• [Requirements]: Where the word "coordinate" occurs in a line, return that line.

Items from a figure collection:

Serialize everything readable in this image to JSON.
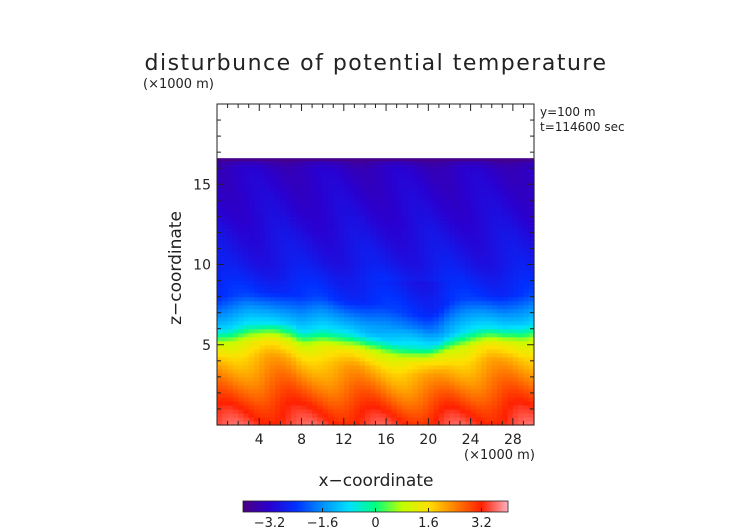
{
  "chart_data": {
    "type": "heatmap",
    "title": "disturbunce of potential temperature",
    "ylabel": "z−coordinate",
    "xlabel": "x−coordinate",
    "y_unit": "(×1000 m)",
    "x_unit": "(×1000 m)",
    "annotations": [
      "y=100 m",
      "t=114600 sec"
    ],
    "xlim": [
      0,
      30
    ],
    "ylim": [
      0,
      20
    ],
    "x_ticks": [
      4,
      8,
      12,
      16,
      20,
      24,
      28
    ],
    "y_ticks": [
      5,
      10,
      15
    ],
    "x_tick_labels": [
      "4",
      "8",
      "12",
      "16",
      "20",
      "24",
      "28"
    ],
    "y_tick_labels": [
      "5",
      "10",
      "15"
    ],
    "colorbar": {
      "range": [
        -4.0,
        4.0
      ],
      "ticks": [
        -3.2,
        -1.6,
        0,
        1.6,
        3.2
      ],
      "tick_labels": [
        "−3.2",
        "−1.6",
        "0",
        "1.6",
        "3.2"
      ],
      "colors": [
        "#4a0080",
        "#2a00d0",
        "#0030ff",
        "#0090ff",
        "#00e0ff",
        "#00ff80",
        "#c0ff00",
        "#ffe000",
        "#ff8000",
        "#ff2000",
        "#ffb0c0"
      ]
    },
    "field_top_z": 16.5,
    "inversion_z": [
      6.0,
      6.1,
      6.2,
      6.3,
      6.3,
      6.4,
      6.4,
      6.3,
      6.0,
      6.0,
      6.0,
      5.8,
      5.7,
      5.7,
      5.6,
      5.5,
      5.3,
      5.0,
      4.8,
      4.7,
      4.7,
      5.1,
      5.6,
      5.8,
      5.9,
      6.0,
      6.1,
      6.1,
      6.2,
      6.2,
      6.3
    ],
    "values_at_z": {
      "z": [
        0.0,
        1.0,
        2.0,
        3.0,
        4.0,
        5.0,
        6.0,
        8.0,
        10.0,
        13.0,
        16.0,
        16.5
      ],
      "theta": [
        3.4,
        3.1,
        2.7,
        2.3,
        1.9,
        1.2,
        -0.8,
        -2.4,
        -2.8,
        -3.1,
        -3.3,
        -3.6
      ]
    }
  }
}
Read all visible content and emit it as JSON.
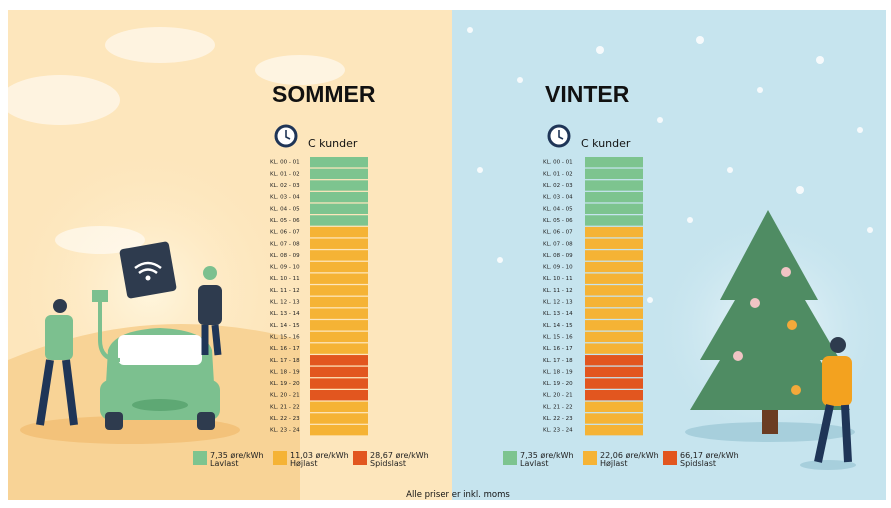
{
  "panels": [
    {
      "title": "SOMMER",
      "subtitle": "C kunder",
      "rows": [
        {
          "label": "KL. 00 - 01",
          "color": "#7dc48f"
        },
        {
          "label": "KL. 01 - 02",
          "color": "#7dc48f"
        },
        {
          "label": "KL. 02 - 03",
          "color": "#7dc48f"
        },
        {
          "label": "KL. 03 - 04",
          "color": "#7dc48f"
        },
        {
          "label": "KL. 04 - 05",
          "color": "#7dc48f"
        },
        {
          "label": "KL. 05 - 06",
          "color": "#7dc48f"
        },
        {
          "label": "KL. 06 - 07",
          "color": "#f5b335"
        },
        {
          "label": "KL. 07 - 08",
          "color": "#f5b335"
        },
        {
          "label": "KL. 08 - 09",
          "color": "#f5b335"
        },
        {
          "label": "KL. 09 - 10",
          "color": "#f5b335"
        },
        {
          "label": "KL. 10 - 11",
          "color": "#f5b335"
        },
        {
          "label": "KL. 11 - 12",
          "color": "#f5b335"
        },
        {
          "label": "KL. 12 - 13",
          "color": "#f5b335"
        },
        {
          "label": "KL. 13 - 14",
          "color": "#f5b335"
        },
        {
          "label": "KL. 14 - 15",
          "color": "#f5b335"
        },
        {
          "label": "KL. 15 - 16",
          "color": "#f5b335"
        },
        {
          "label": "KL. 16 - 17",
          "color": "#f5b335"
        },
        {
          "label": "KL. 17 - 18",
          "color": "#e2561f"
        },
        {
          "label": "KL. 18 - 19",
          "color": "#e2561f"
        },
        {
          "label": "KL. 19 - 20",
          "color": "#e2561f"
        },
        {
          "label": "KL. 20 - 21",
          "color": "#e2561f"
        },
        {
          "label": "KL. 21 - 22",
          "color": "#f5b335"
        },
        {
          "label": "KL. 22 - 23",
          "color": "#f5b335"
        },
        {
          "label": "KL. 23 - 24",
          "color": "#f5b335"
        }
      ],
      "legend": [
        {
          "price": "7,35 øre/kWh",
          "name": "Lavlast",
          "color": "#7dc48f"
        },
        {
          "price": "11,03 øre/kWh",
          "name": "Højlast",
          "color": "#f5b335"
        },
        {
          "price": "28,67 øre/kWh",
          "name": "Spidslast",
          "color": "#e2561f"
        }
      ]
    },
    {
      "title": "VINTER",
      "subtitle": "C kunder",
      "rows": [
        {
          "label": "KL. 00 - 01",
          "color": "#7dc48f"
        },
        {
          "label": "KL. 01 - 02",
          "color": "#7dc48f"
        },
        {
          "label": "KL. 02 - 03",
          "color": "#7dc48f"
        },
        {
          "label": "KL. 03 - 04",
          "color": "#7dc48f"
        },
        {
          "label": "KL. 04 - 05",
          "color": "#7dc48f"
        },
        {
          "label": "KL. 05 - 06",
          "color": "#7dc48f"
        },
        {
          "label": "KL. 06 - 07",
          "color": "#f5b335"
        },
        {
          "label": "KL. 07 - 08",
          "color": "#f5b335"
        },
        {
          "label": "KL. 08 - 09",
          "color": "#f5b335"
        },
        {
          "label": "KL. 09 - 10",
          "color": "#f5b335"
        },
        {
          "label": "KL. 10 - 11",
          "color": "#f5b335"
        },
        {
          "label": "KL. 11 - 12",
          "color": "#f5b335"
        },
        {
          "label": "KL. 12 - 13",
          "color": "#f5b335"
        },
        {
          "label": "KL. 13 - 14",
          "color": "#f5b335"
        },
        {
          "label": "KL. 14 - 15",
          "color": "#f5b335"
        },
        {
          "label": "KL. 15 - 16",
          "color": "#f5b335"
        },
        {
          "label": "KL. 16 - 17",
          "color": "#f5b335"
        },
        {
          "label": "KL. 17 - 18",
          "color": "#e2561f"
        },
        {
          "label": "KL. 18 - 19",
          "color": "#e2561f"
        },
        {
          "label": "KL. 19 - 20",
          "color": "#e2561f"
        },
        {
          "label": "KL. 20 - 21",
          "color": "#e2561f"
        },
        {
          "label": "KL. 21 - 22",
          "color": "#f5b335"
        },
        {
          "label": "KL. 22 - 23",
          "color": "#f5b335"
        },
        {
          "label": "KL. 23 - 24",
          "color": "#f5b335"
        }
      ],
      "legend": [
        {
          "price": "7,35 øre/kWh",
          "name": "Lavlast",
          "color": "#7dc48f"
        },
        {
          "price": "22,06 øre/kWh",
          "name": "Højlast",
          "color": "#f5b335"
        },
        {
          "price": "66,17 øre/kWh",
          "name": "Spidslast",
          "color": "#e2561f"
        }
      ]
    }
  ],
  "footer": "Alle priser er inkl. moms"
}
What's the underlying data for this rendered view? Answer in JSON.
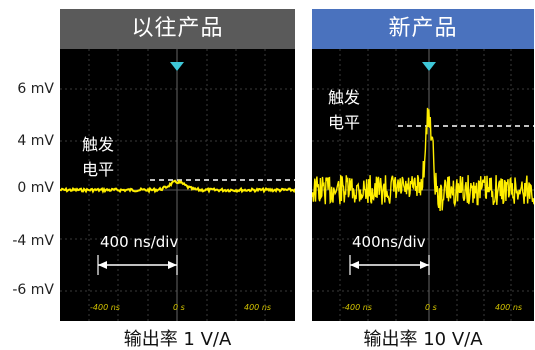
{
  "y_axis_labels": [
    "6 mV",
    "4 mV",
    "0 mV",
    "-4 mV",
    "-6 mV"
  ],
  "panels": {
    "left": {
      "header": "以往产品",
      "header_color": "#5a5a5a",
      "trigger_line1": "触发",
      "trigger_line2": "电平",
      "time_scale": "400 ns/div",
      "x_ticks": [
        "-400 ns",
        "0 s",
        "400 ns"
      ],
      "caption": "输出率 1 V/A"
    },
    "right": {
      "header": "新产品",
      "header_color": "#4a72be",
      "trigger_line1": "触发",
      "trigger_line2": "电平",
      "time_scale": "400ns/div",
      "x_ticks": [
        "-400 ns",
        "0 s",
        "400 ns"
      ],
      "caption": "输出率 10 V/A"
    }
  },
  "colors": {
    "trace": "#ffee00",
    "trigger_marker": "#3ec7d8",
    "grid": "#3a3a3a"
  }
}
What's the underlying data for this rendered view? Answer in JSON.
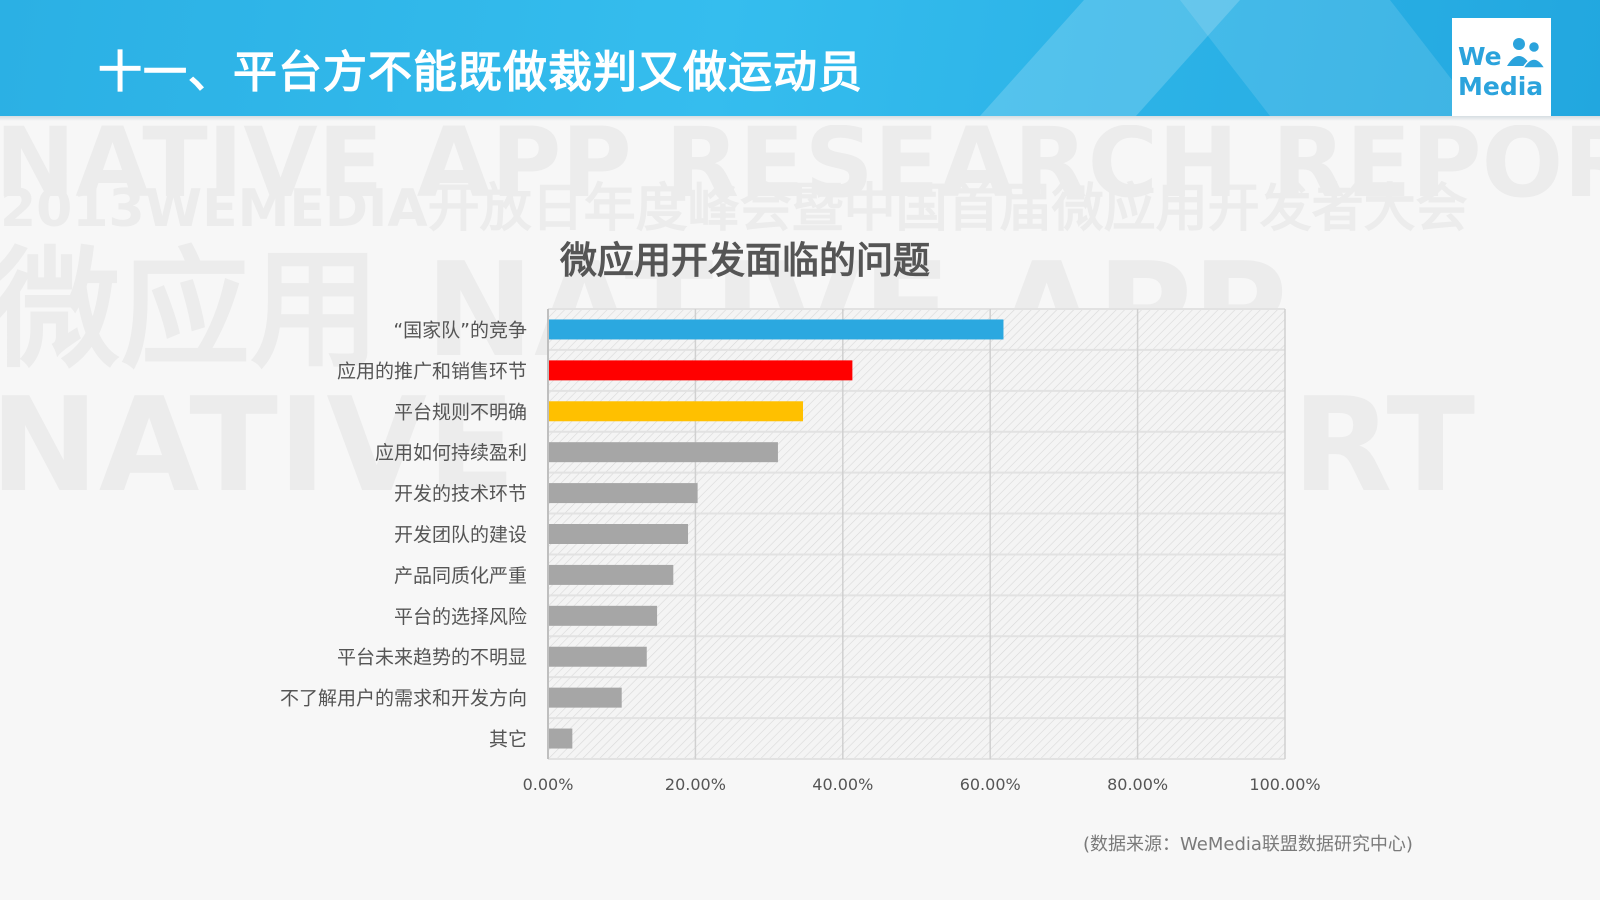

• [Answer to this task]:
    "ylabel": "z−coordinate",
    "xlabel": "x−coordinate",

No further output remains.